◆ Data shown ◆
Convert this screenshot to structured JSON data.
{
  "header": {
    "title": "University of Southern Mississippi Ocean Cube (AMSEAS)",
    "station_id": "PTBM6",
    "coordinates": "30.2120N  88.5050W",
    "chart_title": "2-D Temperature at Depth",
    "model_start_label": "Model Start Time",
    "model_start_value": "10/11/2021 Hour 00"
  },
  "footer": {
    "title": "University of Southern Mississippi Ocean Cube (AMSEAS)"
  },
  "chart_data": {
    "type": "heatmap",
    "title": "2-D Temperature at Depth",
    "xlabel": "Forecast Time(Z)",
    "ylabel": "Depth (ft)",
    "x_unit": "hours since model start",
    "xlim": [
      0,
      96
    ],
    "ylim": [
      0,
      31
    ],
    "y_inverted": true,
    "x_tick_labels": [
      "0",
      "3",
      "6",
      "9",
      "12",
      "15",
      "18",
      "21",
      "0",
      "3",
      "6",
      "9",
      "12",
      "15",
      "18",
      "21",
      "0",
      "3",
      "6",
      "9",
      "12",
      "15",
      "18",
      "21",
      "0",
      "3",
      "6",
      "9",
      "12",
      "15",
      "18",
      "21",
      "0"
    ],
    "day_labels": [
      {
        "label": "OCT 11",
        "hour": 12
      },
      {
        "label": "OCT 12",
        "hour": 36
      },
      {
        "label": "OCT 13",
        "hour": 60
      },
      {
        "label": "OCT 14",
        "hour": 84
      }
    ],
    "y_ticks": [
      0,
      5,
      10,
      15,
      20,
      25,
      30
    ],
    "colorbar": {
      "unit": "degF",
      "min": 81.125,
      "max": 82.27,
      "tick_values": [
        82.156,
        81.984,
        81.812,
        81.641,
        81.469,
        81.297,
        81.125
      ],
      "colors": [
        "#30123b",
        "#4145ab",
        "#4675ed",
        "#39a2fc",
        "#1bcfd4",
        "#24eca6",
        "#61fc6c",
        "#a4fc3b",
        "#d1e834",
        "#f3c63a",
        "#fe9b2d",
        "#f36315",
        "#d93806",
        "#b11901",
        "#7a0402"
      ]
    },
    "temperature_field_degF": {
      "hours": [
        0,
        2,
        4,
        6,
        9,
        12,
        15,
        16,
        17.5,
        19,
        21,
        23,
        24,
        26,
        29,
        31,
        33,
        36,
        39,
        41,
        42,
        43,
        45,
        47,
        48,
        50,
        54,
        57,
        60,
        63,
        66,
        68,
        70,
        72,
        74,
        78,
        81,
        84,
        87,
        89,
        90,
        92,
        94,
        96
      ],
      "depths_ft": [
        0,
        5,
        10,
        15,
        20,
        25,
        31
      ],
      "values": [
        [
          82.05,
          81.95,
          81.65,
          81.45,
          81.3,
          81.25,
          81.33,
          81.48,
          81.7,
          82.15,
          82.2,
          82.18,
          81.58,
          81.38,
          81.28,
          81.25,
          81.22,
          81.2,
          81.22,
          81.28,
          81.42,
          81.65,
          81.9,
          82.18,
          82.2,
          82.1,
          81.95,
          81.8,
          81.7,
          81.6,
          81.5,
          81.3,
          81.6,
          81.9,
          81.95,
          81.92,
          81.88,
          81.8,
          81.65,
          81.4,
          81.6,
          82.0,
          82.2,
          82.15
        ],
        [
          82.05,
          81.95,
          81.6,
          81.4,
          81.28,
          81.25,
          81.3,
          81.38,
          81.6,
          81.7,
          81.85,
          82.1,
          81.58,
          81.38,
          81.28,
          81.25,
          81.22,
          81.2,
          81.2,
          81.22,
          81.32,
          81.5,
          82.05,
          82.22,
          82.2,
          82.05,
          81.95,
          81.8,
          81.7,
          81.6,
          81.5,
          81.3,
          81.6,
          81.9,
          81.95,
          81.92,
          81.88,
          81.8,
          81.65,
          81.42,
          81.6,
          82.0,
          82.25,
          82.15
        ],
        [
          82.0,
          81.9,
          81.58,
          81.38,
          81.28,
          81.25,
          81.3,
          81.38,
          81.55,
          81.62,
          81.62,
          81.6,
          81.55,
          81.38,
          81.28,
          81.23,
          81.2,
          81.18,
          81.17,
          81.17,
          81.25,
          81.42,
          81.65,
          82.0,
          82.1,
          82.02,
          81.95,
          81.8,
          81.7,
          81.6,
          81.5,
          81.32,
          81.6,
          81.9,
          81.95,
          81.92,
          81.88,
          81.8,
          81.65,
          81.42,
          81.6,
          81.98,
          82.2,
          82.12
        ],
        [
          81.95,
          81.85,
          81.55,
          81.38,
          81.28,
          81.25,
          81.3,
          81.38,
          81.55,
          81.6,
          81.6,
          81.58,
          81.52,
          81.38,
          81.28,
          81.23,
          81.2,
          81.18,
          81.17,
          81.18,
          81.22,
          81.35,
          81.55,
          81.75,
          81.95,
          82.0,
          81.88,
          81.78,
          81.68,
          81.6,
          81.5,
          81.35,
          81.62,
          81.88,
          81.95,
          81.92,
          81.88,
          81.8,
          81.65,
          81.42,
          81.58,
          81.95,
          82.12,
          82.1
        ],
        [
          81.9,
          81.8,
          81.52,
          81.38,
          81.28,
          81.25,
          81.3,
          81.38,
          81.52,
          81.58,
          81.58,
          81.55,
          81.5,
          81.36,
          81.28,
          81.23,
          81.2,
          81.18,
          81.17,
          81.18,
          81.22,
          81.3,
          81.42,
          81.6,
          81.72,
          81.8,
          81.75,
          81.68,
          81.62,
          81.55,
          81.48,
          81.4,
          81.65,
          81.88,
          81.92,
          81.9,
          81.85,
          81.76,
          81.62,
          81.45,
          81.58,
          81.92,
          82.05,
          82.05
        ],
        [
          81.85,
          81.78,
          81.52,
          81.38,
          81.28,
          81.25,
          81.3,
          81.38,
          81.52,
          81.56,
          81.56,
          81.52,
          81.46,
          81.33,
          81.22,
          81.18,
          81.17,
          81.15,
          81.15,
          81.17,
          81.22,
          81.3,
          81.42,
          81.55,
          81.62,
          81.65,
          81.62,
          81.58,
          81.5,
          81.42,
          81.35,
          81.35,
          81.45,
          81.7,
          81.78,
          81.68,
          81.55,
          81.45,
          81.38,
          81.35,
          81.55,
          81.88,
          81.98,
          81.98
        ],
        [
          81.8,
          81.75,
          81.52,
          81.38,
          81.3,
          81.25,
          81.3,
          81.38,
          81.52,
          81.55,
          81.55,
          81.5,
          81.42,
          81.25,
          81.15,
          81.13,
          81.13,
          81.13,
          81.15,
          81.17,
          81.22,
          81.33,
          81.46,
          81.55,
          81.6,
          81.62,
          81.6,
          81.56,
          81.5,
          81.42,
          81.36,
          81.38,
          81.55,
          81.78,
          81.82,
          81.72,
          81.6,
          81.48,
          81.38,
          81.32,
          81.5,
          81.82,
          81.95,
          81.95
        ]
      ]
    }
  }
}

◆ To do ◆
Reproduce each entry above exactly, keeping every word.

◆ Exercise answer ◆
Convert this screenshot to structured JSON data.
{
  "header": {
    "title": "University of Southern Mississippi Ocean Cube (AMSEAS)",
    "station_id": "PTBM6",
    "coordinates": "30.2120N  88.5050W",
    "chart_title": "2-D Temperature at Depth",
    "model_start_label": "Model Start Time",
    "model_start_value": "10/11/2021 Hour 00"
  },
  "footer": {
    "title": "University of Southern Mississippi Ocean Cube (AMSEAS)"
  },
  "chart_data": {
    "type": "heatmap",
    "title": "2-D Temperature at Depth",
    "xlabel": "Forecast Time(Z)",
    "ylabel": "Depth (ft)",
    "x_unit": "hours since model start",
    "xlim": [
      0,
      96
    ],
    "ylim": [
      0,
      31
    ],
    "y_inverted": true,
    "x_tick_labels": [
      "0",
      "3",
      "6",
      "9",
      "12",
      "15",
      "18",
      "21",
      "0",
      "3",
      "6",
      "9",
      "12",
      "15",
      "18",
      "21",
      "0",
      "3",
      "6",
      "9",
      "12",
      "15",
      "18",
      "21",
      "0",
      "3",
      "6",
      "9",
      "12",
      "15",
      "18",
      "21",
      "0"
    ],
    "day_labels": [
      {
        "label": "OCT 11",
        "hour": 12
      },
      {
        "label": "OCT 12",
        "hour": 36
      },
      {
        "label": "OCT 13",
        "hour": 60
      },
      {
        "label": "OCT 14",
        "hour": 84
      }
    ],
    "y_ticks": [
      0,
      5,
      10,
      15,
      20,
      25,
      30
    ],
    "colorbar": {
      "unit": "degF",
      "min": 81.125,
      "max": 82.27,
      "tick_values": [
        82.156,
        81.984,
        81.812,
        81.641,
        81.469,
        81.297,
        81.125
      ],
      "colors": [
        "#30123b",
        "#4145ab",
        "#4675ed",
        "#39a2fc",
        "#1bcfd4",
        "#24eca6",
        "#61fc6c",
        "#a4fc3b",
        "#d1e834",
        "#f3c63a",
        "#fe9b2d",
        "#f36315",
        "#d93806",
        "#b11901",
        "#7a0402"
      ]
    },
    "temperature_field_degF": {
      "hours": [
        0,
        2,
        4,
        6,
        9,
        12,
        15,
        16,
        17.5,
        19,
        21,
        23,
        24,
        26,
        29,
        31,
        33,
        36,
        39,
        41,
        42,
        43,
        45,
        47,
        48,
        50,
        54,
        57,
        60,
        63,
        66,
        68,
        70,
        72,
        74,
        78,
        81,
        84,
        87,
        89,
        90,
        92,
        94,
        96
      ],
      "depths_ft": [
        0,
        5,
        10,
        15,
        20,
        25,
        31
      ],
      "values": [
        [
          82.05,
          81.95,
          81.65,
          81.45,
          81.3,
          81.25,
          81.33,
          81.48,
          81.7,
          82.15,
          82.2,
          82.18,
          81.58,
          81.38,
          81.28,
          81.25,
          81.22,
          81.2,
          81.22,
          81.28,
          81.42,
          81.65,
          81.9,
          82.18,
          82.2,
          82.1,
          81.95,
          81.8,
          81.7,
          81.6,
          81.5,
          81.3,
          81.6,
          81.9,
          81.95,
          81.92,
          81.88,
          81.8,
          81.65,
          81.4,
          81.6,
          82.0,
          82.2,
          82.15
        ],
        [
          82.05,
          81.95,
          81.6,
          81.4,
          81.28,
          81.25,
          81.3,
          81.38,
          81.6,
          81.7,
          81.85,
          82.1,
          81.58,
          81.38,
          81.28,
          81.25,
          81.22,
          81.2,
          81.2,
          81.22,
          81.32,
          81.5,
          82.05,
          82.22,
          82.2,
          82.05,
          81.95,
          81.8,
          81.7,
          81.6,
          81.5,
          81.3,
          81.6,
          81.9,
          81.95,
          81.92,
          81.88,
          81.8,
          81.65,
          81.42,
          81.6,
          82.0,
          82.25,
          82.15
        ],
        [
          82.0,
          81.9,
          81.58,
          81.38,
          81.28,
          81.25,
          81.3,
          81.38,
          81.55,
          81.62,
          81.62,
          81.6,
          81.55,
          81.38,
          81.28,
          81.23,
          81.2,
          81.18,
          81.17,
          81.17,
          81.25,
          81.42,
          81.65,
          82.0,
          82.1,
          82.02,
          81.95,
          81.8,
          81.7,
          81.6,
          81.5,
          81.32,
          81.6,
          81.9,
          81.95,
          81.92,
          81.88,
          81.8,
          81.65,
          81.42,
          81.6,
          81.98,
          82.2,
          82.12
        ],
        [
          81.95,
          81.85,
          81.55,
          81.38,
          81.28,
          81.25,
          81.3,
          81.38,
          81.55,
          81.6,
          81.6,
          81.58,
          81.52,
          81.38,
          81.28,
          81.23,
          81.2,
          81.18,
          81.17,
          81.18,
          81.22,
          81.35,
          81.55,
          81.75,
          81.95,
          82.0,
          81.88,
          81.78,
          81.68,
          81.6,
          81.5,
          81.35,
          81.62,
          81.88,
          81.95,
          81.92,
          81.88,
          81.8,
          81.65,
          81.42,
          81.58,
          81.95,
          82.12,
          82.1
        ],
        [
          81.9,
          81.8,
          81.52,
          81.38,
          81.28,
          81.25,
          81.3,
          81.38,
          81.52,
          81.58,
          81.58,
          81.55,
          81.5,
          81.36,
          81.28,
          81.23,
          81.2,
          81.18,
          81.17,
          81.18,
          81.22,
          81.3,
          81.42,
          81.6,
          81.72,
          81.8,
          81.75,
          81.68,
          81.62,
          81.55,
          81.48,
          81.4,
          81.65,
          81.88,
          81.92,
          81.9,
          81.85,
          81.76,
          81.62,
          81.45,
          81.58,
          81.92,
          82.05,
          82.05
        ],
        [
          81.85,
          81.78,
          81.52,
          81.38,
          81.28,
          81.25,
          81.3,
          81.38,
          81.52,
          81.56,
          81.56,
          81.52,
          81.46,
          81.33,
          81.22,
          81.18,
          81.17,
          81.15,
          81.15,
          81.17,
          81.22,
          81.3,
          81.42,
          81.55,
          81.62,
          81.65,
          81.62,
          81.58,
          81.5,
          81.42,
          81.35,
          81.35,
          81.45,
          81.7,
          81.78,
          81.68,
          81.55,
          81.45,
          81.38,
          81.35,
          81.55,
          81.88,
          81.98,
          81.98
        ],
        [
          81.8,
          81.75,
          81.52,
          81.38,
          81.3,
          81.25,
          81.3,
          81.38,
          81.52,
          81.55,
          81.55,
          81.5,
          81.42,
          81.25,
          81.15,
          81.13,
          81.13,
          81.13,
          81.15,
          81.17,
          81.22,
          81.33,
          81.46,
          81.55,
          81.6,
          81.62,
          81.6,
          81.56,
          81.5,
          81.42,
          81.36,
          81.38,
          81.55,
          81.78,
          81.82,
          81.72,
          81.6,
          81.48,
          81.38,
          81.32,
          81.5,
          81.82,
          81.95,
          81.95
        ]
      ]
    }
  }
}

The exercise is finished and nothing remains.